• **Stated problem**
Gather from the material every line that contains the string "time".

• **Extracted data**
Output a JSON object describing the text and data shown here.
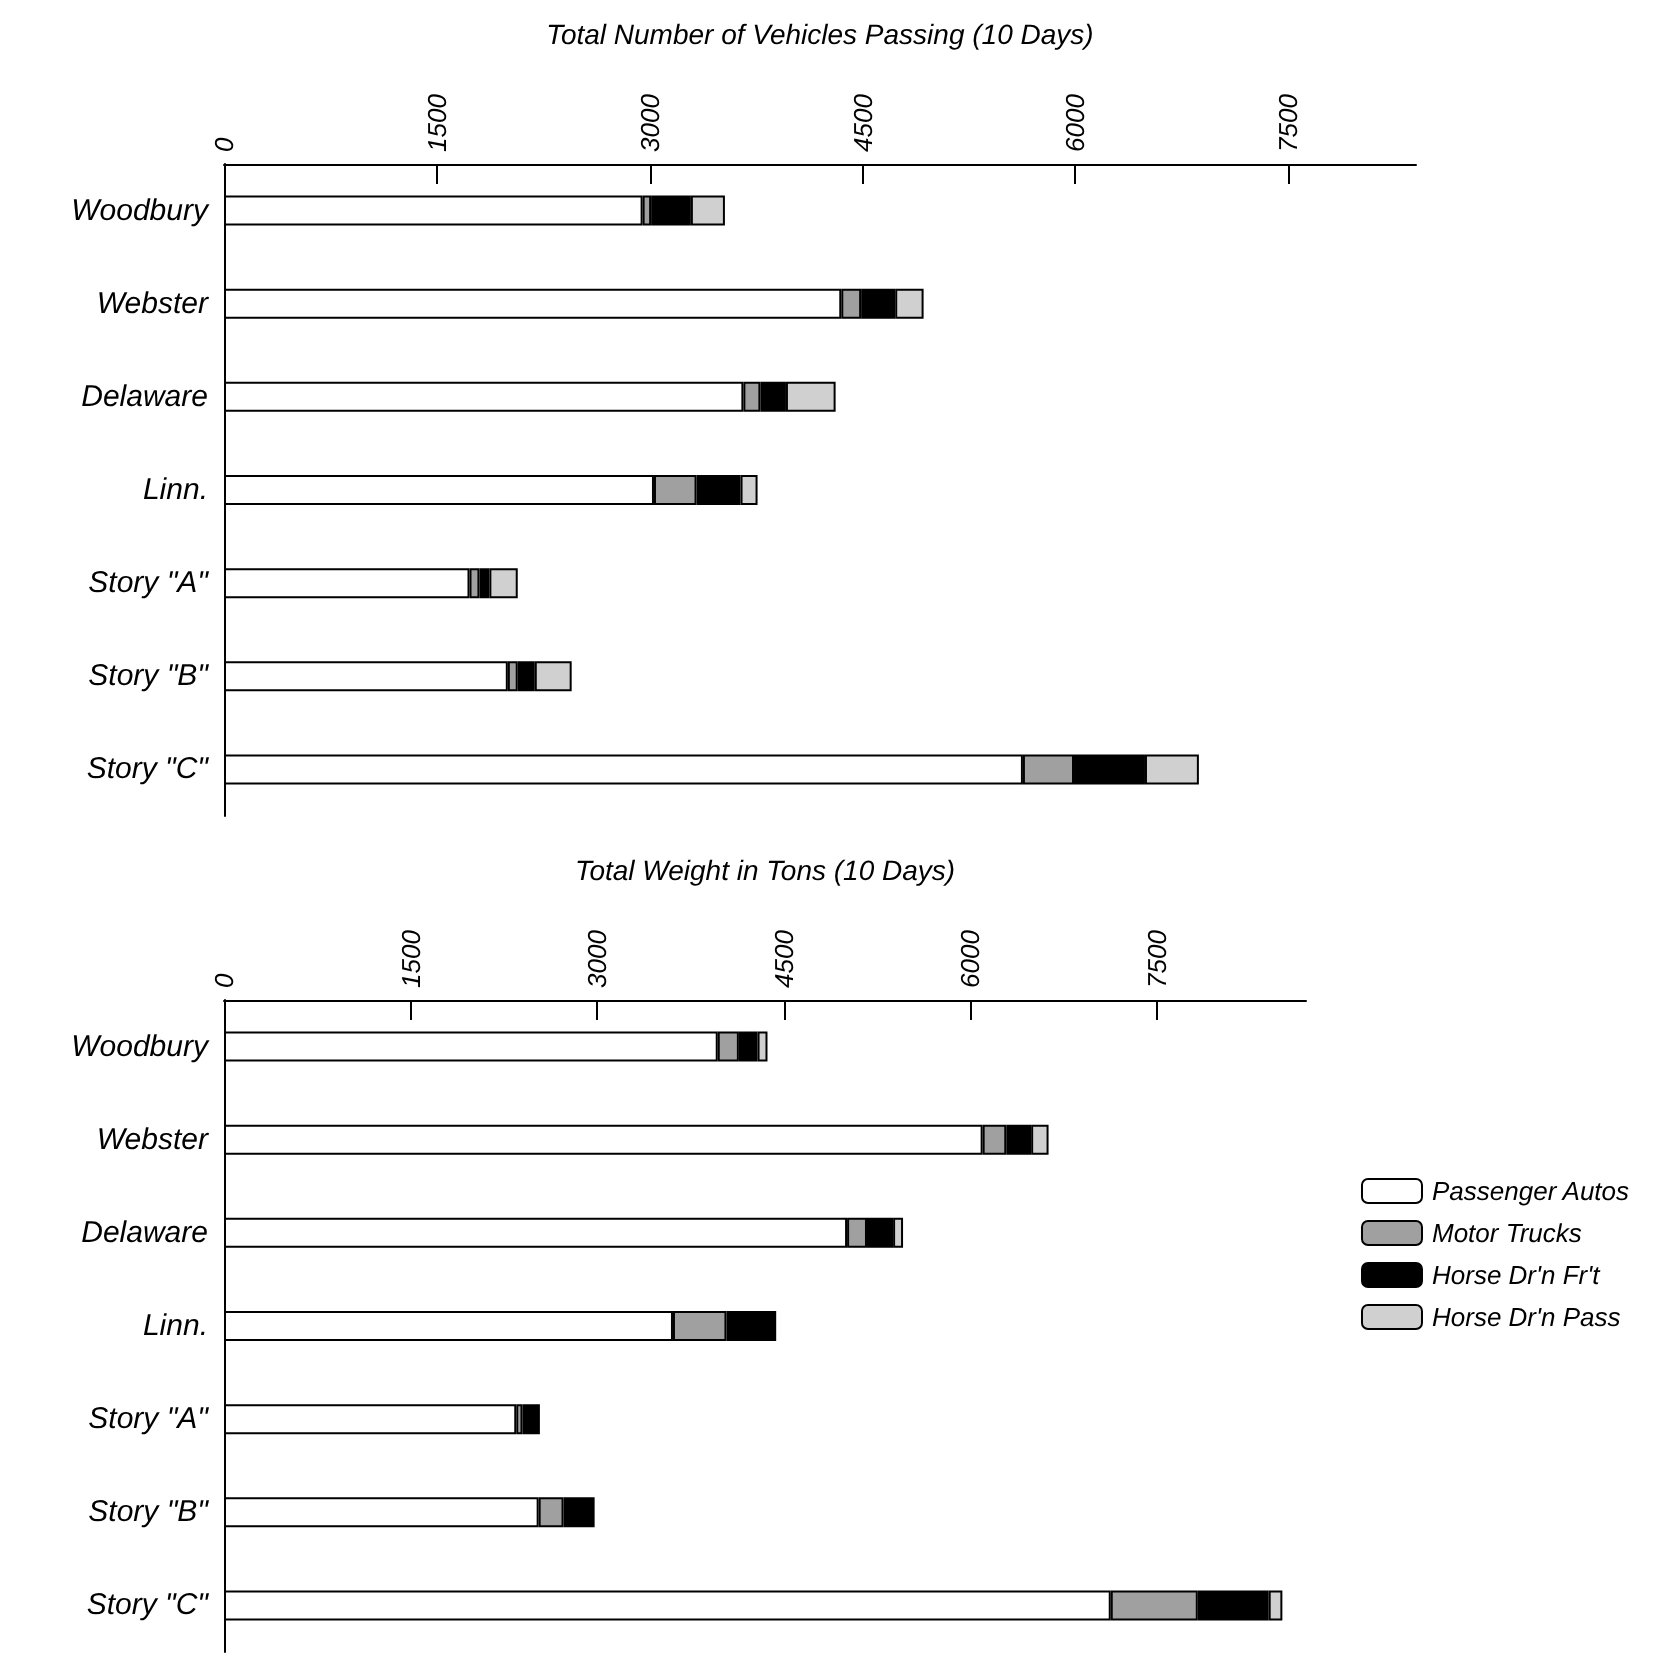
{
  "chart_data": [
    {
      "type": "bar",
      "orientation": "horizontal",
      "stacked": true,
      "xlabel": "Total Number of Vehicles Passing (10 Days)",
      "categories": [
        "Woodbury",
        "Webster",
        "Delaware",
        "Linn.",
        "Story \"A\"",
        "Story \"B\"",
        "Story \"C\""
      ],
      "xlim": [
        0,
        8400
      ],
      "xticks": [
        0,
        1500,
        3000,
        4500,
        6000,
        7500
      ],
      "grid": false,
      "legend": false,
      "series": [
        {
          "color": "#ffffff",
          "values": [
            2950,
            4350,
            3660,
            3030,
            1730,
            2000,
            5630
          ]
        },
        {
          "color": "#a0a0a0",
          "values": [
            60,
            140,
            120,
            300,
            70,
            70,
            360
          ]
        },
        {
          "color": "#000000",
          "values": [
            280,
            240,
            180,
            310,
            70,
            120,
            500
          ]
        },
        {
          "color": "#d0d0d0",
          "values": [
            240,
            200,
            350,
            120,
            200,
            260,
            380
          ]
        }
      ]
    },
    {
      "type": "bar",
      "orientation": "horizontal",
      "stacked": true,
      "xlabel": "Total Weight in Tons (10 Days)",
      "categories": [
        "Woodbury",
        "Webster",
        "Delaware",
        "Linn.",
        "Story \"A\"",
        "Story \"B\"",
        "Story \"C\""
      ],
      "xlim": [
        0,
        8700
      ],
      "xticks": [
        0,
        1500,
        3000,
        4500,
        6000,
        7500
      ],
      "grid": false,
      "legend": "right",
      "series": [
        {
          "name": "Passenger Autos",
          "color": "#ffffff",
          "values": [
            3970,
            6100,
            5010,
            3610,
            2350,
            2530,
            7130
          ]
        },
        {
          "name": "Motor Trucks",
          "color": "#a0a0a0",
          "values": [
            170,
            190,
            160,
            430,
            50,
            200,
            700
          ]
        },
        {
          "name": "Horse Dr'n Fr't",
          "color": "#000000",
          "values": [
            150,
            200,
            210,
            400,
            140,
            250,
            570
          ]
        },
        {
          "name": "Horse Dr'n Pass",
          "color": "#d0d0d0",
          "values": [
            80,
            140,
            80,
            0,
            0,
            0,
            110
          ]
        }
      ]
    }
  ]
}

--

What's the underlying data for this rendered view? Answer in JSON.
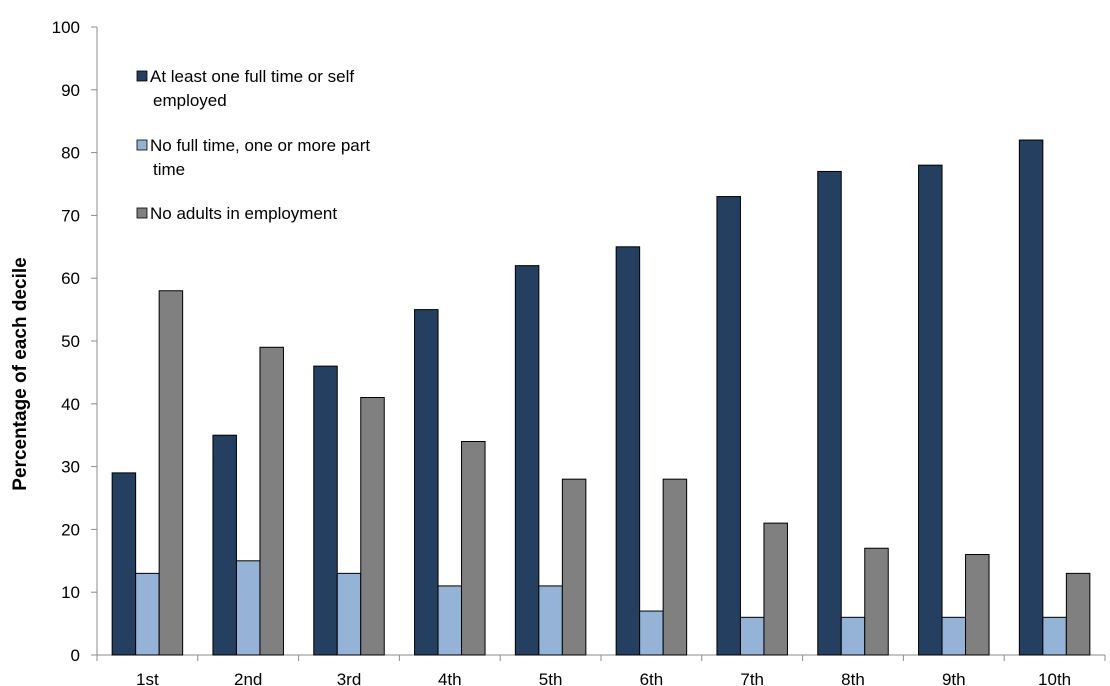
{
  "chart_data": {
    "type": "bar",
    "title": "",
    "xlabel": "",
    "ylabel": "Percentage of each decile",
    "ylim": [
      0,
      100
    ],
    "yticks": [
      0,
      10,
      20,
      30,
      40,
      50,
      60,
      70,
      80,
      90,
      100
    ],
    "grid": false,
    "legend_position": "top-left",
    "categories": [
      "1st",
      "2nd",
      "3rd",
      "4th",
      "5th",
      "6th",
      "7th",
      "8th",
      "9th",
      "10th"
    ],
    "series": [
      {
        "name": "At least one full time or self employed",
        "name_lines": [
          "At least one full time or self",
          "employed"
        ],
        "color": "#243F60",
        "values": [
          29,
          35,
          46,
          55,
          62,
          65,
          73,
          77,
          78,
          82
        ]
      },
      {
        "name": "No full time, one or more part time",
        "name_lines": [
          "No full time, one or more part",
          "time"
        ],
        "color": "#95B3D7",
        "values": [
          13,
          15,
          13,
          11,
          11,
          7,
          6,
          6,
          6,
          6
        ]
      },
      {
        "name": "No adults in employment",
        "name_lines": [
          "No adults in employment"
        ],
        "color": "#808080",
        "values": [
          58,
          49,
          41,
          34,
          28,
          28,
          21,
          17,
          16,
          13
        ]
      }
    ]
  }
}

--

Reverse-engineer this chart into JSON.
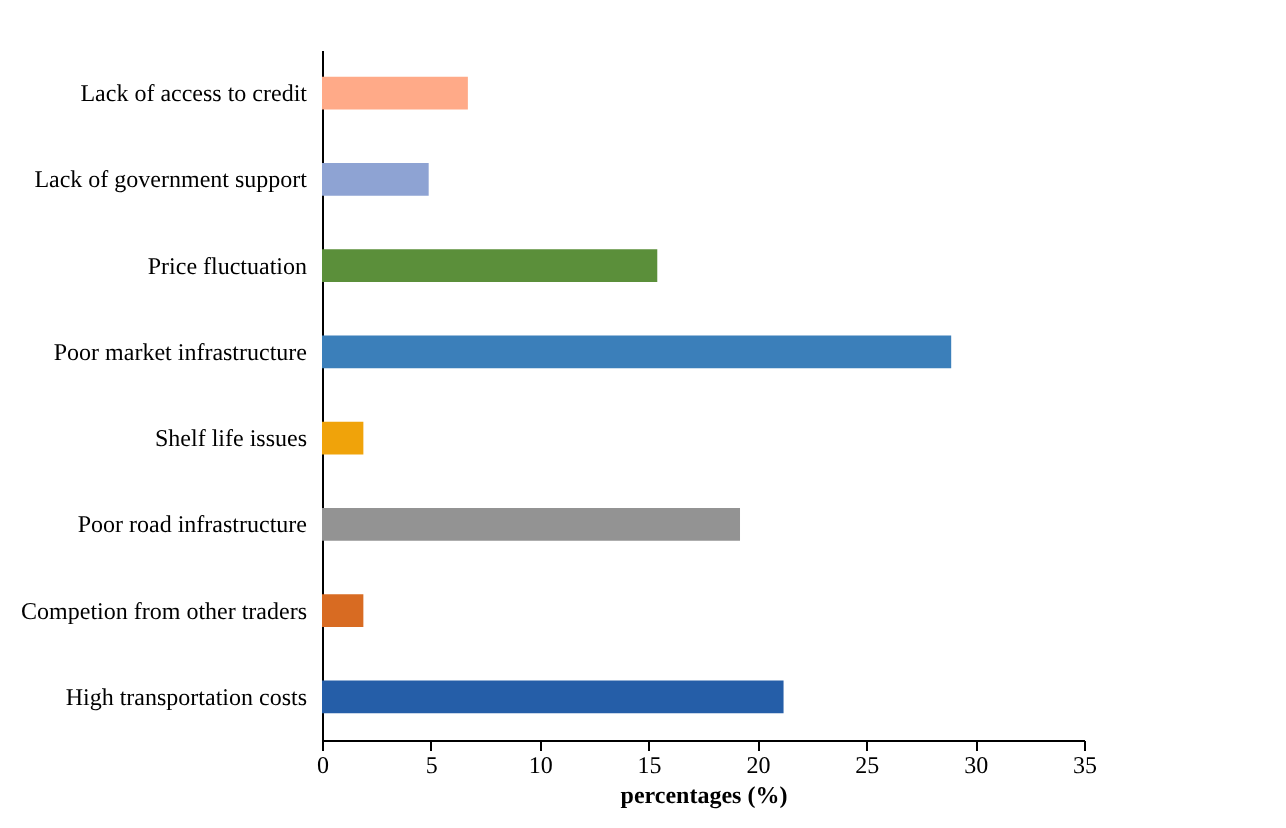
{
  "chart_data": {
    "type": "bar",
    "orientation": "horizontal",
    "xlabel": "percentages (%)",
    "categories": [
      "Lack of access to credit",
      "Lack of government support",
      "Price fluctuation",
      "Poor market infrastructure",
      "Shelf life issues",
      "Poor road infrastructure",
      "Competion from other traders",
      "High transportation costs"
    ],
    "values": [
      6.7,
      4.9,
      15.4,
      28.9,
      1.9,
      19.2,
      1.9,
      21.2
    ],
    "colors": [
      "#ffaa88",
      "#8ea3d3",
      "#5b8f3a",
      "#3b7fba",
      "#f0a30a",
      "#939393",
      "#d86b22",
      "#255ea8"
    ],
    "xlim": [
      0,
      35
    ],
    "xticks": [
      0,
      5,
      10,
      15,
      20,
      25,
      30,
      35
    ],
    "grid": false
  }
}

• **Response for this exercise**
        "name": "At least one full time or self employed",
          "At least one full time or self",
        "name": "No full time, one or more part time",
          "No full time, one or more part",
          "time"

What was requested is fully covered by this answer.